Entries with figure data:
— begin —
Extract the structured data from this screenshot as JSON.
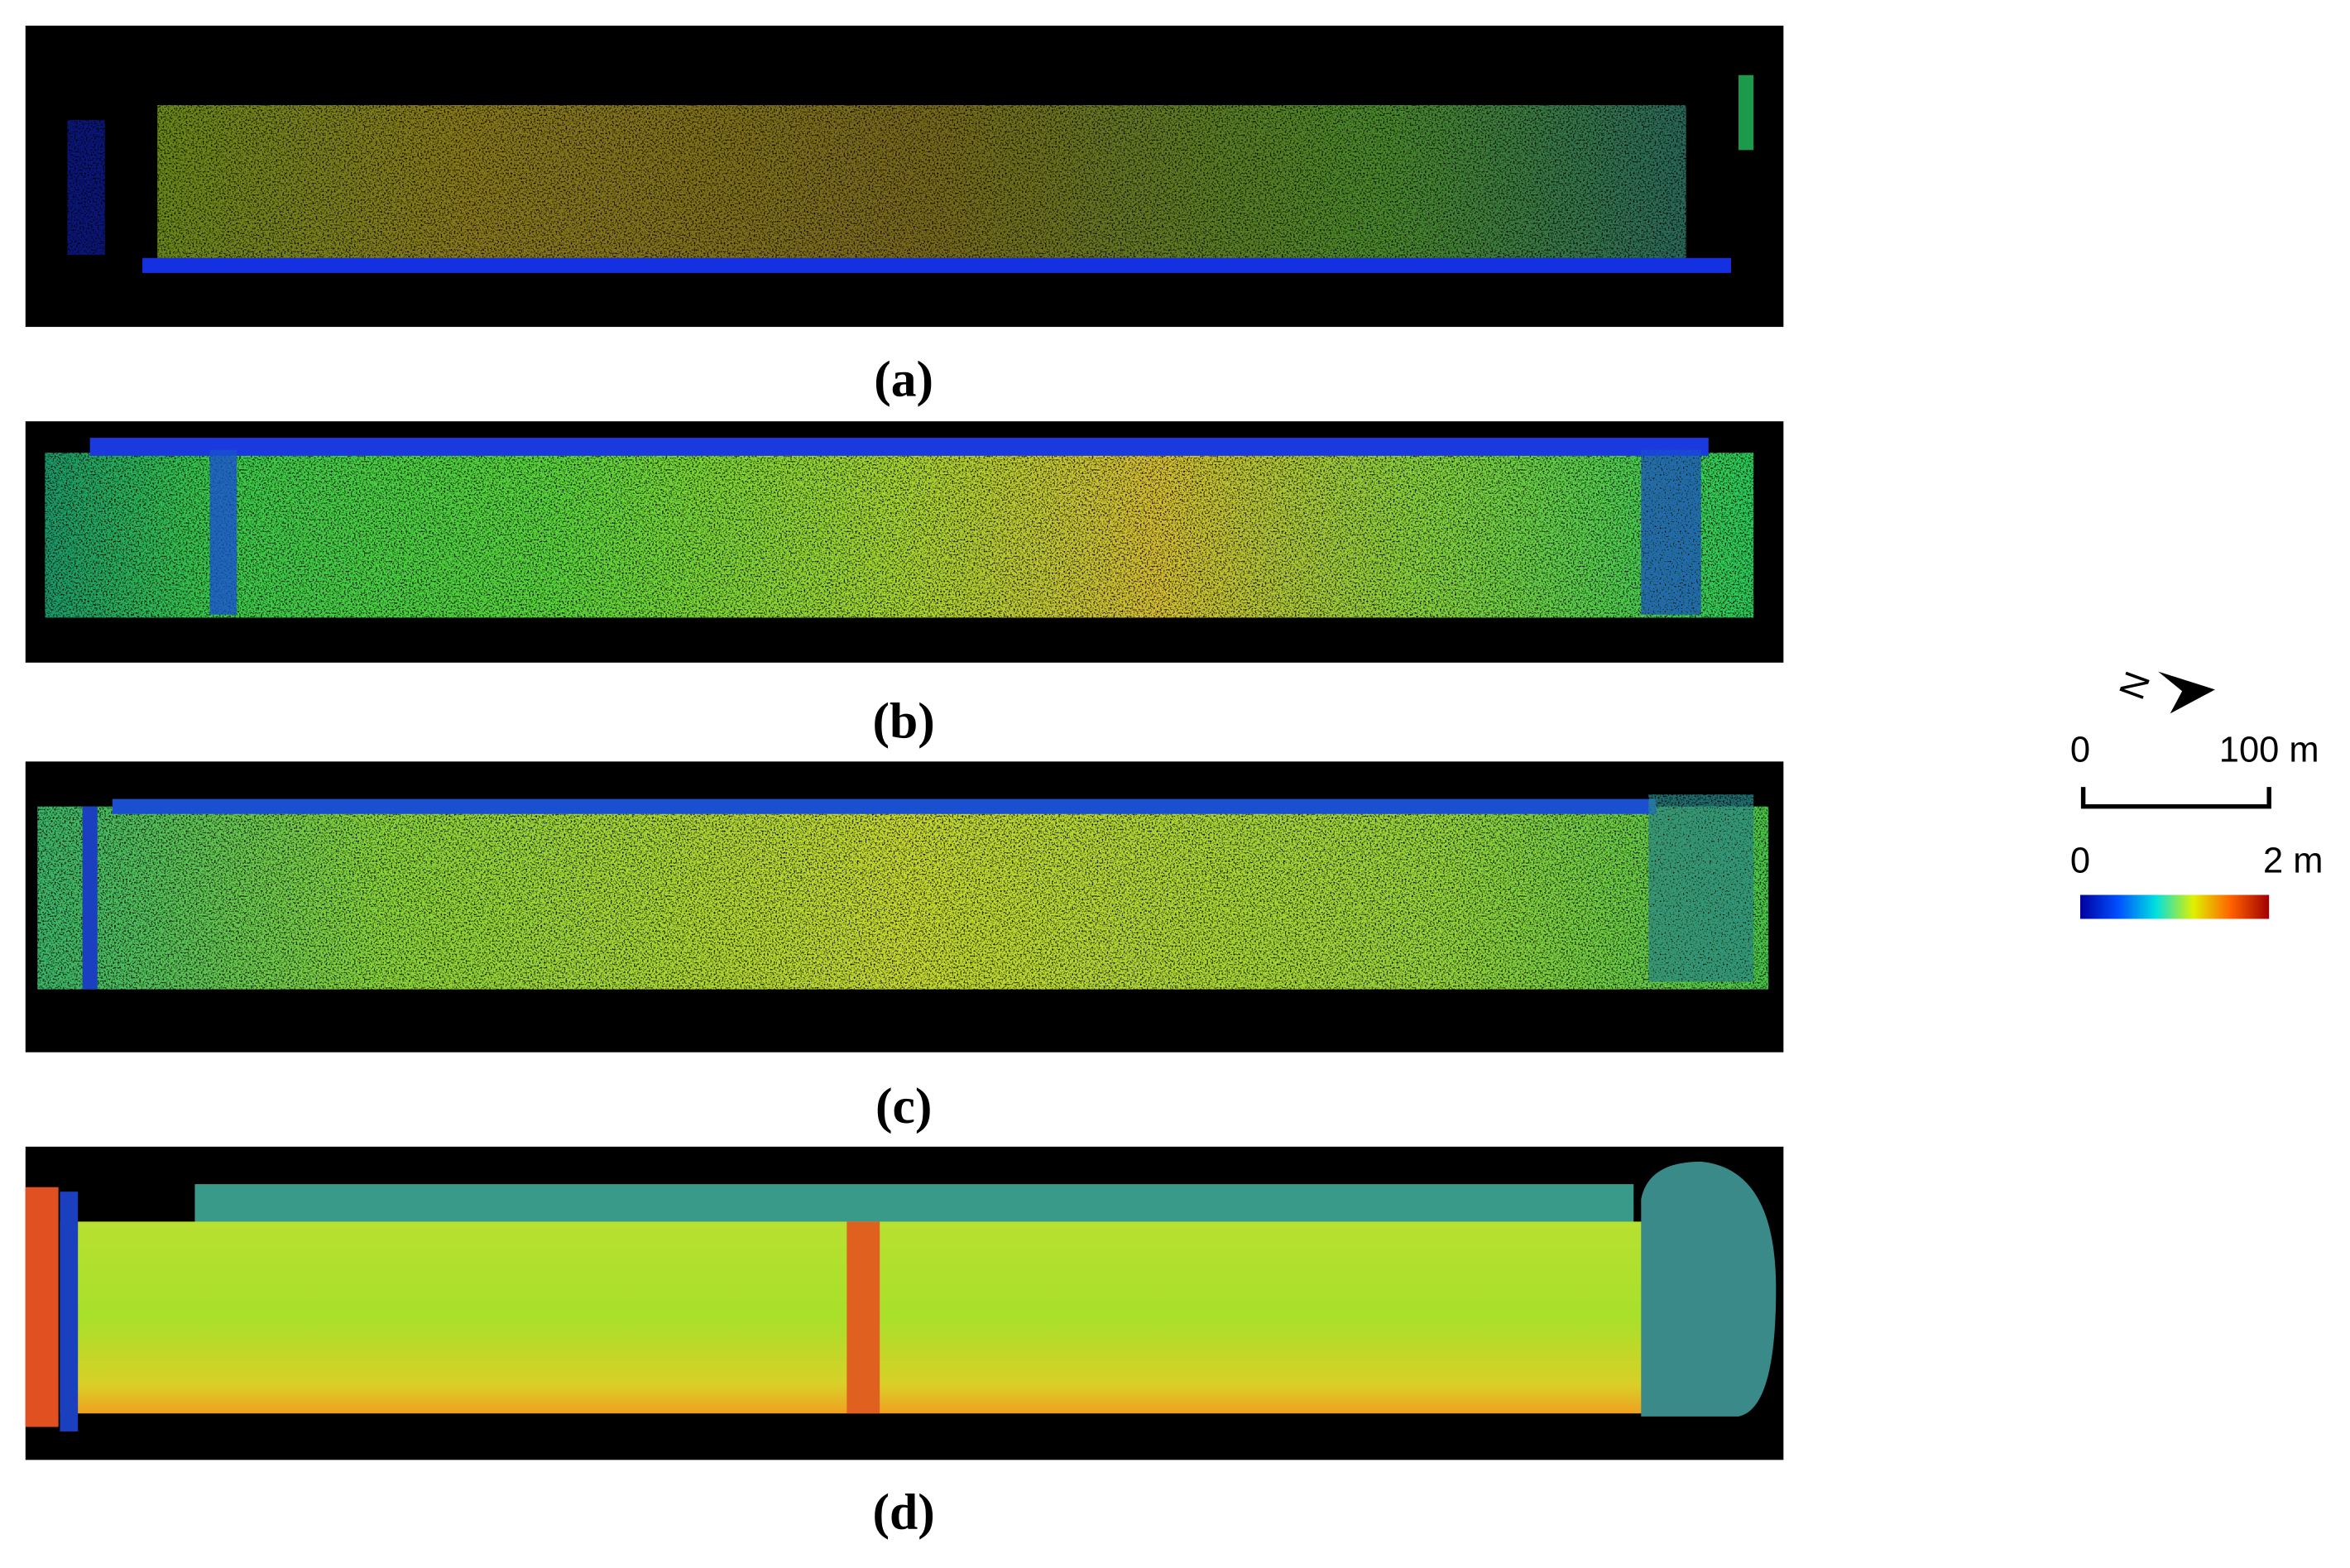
{
  "panels": [
    {
      "label": "(a)"
    },
    {
      "label": "(b)"
    },
    {
      "label": "(c)"
    },
    {
      "label": "(d)"
    }
  ],
  "legend": {
    "north": "N",
    "scale_bar": {
      "start": "0",
      "end": "100 m"
    },
    "color_bar": {
      "min": "0",
      "max": "2 m"
    }
  }
}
— end —
**INSTRUCTIONS TO FOLLOW**: Pictures stay out; repeat all the rest of the records exactly.

**TASK SOLUTION**:
Extract the structured data from this screenshot as JSON.
{
  "panels": [
    {
      "label": "(a)"
    },
    {
      "label": "(b)"
    },
    {
      "label": "(c)"
    },
    {
      "label": "(d)"
    }
  ],
  "legend": {
    "north": "N",
    "scale_bar": {
      "start": "0",
      "end": "100 m"
    },
    "color_bar": {
      "min": "0",
      "max": "2 m"
    }
  }
}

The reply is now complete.